_Task prompt:_ Extract the full set of records that follows, word for word.
--
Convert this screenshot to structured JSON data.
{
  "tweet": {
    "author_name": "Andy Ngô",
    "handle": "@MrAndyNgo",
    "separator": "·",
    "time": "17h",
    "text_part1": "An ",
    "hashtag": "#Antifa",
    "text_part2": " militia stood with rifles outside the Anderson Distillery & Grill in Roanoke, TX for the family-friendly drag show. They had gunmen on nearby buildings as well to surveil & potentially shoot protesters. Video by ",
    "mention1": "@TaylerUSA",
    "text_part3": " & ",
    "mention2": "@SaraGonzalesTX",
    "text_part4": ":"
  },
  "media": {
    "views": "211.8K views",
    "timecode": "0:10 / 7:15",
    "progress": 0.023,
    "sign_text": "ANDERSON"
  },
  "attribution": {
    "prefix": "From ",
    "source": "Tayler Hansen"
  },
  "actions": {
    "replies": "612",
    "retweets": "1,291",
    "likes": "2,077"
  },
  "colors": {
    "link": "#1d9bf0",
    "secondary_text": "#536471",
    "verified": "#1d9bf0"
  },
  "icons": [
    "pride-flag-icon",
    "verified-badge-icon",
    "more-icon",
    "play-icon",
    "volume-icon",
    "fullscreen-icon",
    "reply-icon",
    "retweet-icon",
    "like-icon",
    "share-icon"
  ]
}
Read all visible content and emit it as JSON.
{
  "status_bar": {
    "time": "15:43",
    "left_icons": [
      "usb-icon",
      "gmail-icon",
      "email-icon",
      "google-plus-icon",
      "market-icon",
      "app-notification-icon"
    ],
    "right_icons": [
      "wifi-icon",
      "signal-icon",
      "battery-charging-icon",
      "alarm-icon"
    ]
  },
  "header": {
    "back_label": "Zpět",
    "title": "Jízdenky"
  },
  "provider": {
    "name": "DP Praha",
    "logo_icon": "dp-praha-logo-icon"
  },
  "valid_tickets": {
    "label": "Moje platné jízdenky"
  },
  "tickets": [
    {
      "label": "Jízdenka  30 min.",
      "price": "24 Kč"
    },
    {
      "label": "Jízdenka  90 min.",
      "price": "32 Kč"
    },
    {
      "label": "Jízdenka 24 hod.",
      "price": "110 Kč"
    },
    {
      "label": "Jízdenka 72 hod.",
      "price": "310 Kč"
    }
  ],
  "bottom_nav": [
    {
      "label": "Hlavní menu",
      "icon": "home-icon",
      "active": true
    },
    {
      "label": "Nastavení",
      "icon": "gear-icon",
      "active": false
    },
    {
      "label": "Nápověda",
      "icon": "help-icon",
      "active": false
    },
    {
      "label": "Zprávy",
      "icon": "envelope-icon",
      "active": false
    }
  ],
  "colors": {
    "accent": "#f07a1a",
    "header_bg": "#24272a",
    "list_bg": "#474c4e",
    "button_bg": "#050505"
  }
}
--
_Solution:_
Convert this screenshot to structured JSON data.
{
  "tweet": {
    "author_name": "Andy Ngô",
    "handle": "@MrAndyNgo",
    "separator": "·",
    "time": "17h",
    "text_part1": "An ",
    "hashtag": "#Antifa",
    "text_part2": " militia stood with rifles outside the Anderson Distillery & Grill in Roanoke, TX for the family-friendly drag show. They had gunmen on nearby buildings as well to surveil & potentially shoot protesters. Video by ",
    "mention1": "@TaylerUSA",
    "text_part3": " & ",
    "mention2": "@SaraGonzalesTX",
    "text_part4": ":"
  },
  "media": {
    "views": "211.8K views",
    "timecode": "0:10 / 7:15",
    "progress": 0.023,
    "sign_text": "ANDERSON"
  },
  "attribution": {
    "prefix": "From ",
    "source": "Tayler Hansen"
  },
  "actions": {
    "replies": "612",
    "retweets": "1,291",
    "likes": "2,077"
  },
  "colors": {
    "link": "#1d9bf0",
    "secondary_text": "#536471",
    "verified": "#1d9bf0"
  },
  "icons": [
    "pride-flag-icon",
    "verified-badge-icon",
    "more-icon",
    "play-icon",
    "volume-icon",
    "fullscreen-icon",
    "reply-icon",
    "retweet-icon",
    "like-icon",
    "share-icon"
  ]
}
Read all visible content and emit it as JSON.
{
  "status_bar": {
    "time": "15:43",
    "left_icons": [
      "usb-icon",
      "gmail-icon",
      "email-icon",
      "google-plus-icon",
      "market-icon",
      "app-notification-icon"
    ],
    "right_icons": [
      "wifi-icon",
      "signal-icon",
      "battery-charging-icon",
      "alarm-icon"
    ]
  },
  "header": {
    "back_label": "Zpět",
    "title": "Jízdenky"
  },
  "provider": {
    "name": "DP Praha",
    "logo_icon": "dp-praha-logo-icon"
  },
  "valid_tickets": {
    "label": "Moje platné jízdenky"
  },
  "tickets": [
    {
      "label": "Jízdenka  30 min.",
      "price": "24 Kč"
    },
    {
      "label": "Jízdenka  90 min.",
      "price": "32 Kč"
    },
    {
      "label": "Jízdenka 24 hod.",
      "price": "110 Kč"
    },
    {
      "label": "Jízdenka 72 hod.",
      "price": "310 Kč"
    }
  ],
  "bottom_nav": [
    {
      "label": "Hlavní menu",
      "icon": "home-icon",
      "active": true
    },
    {
      "label": "Nastavení",
      "icon": "gear-icon",
      "active": false
    },
    {
      "label": "Nápověda",
      "icon": "help-icon",
      "active": false
    },
    {
      "label": "Zprávy",
      "icon": "envelope-icon",
      "active": false
    }
  ],
  "colors": {
    "accent": "#f07a1a",
    "header_bg": "#24272a",
    "list_bg": "#474c4e",
    "button_bg": "#050505"
  }
}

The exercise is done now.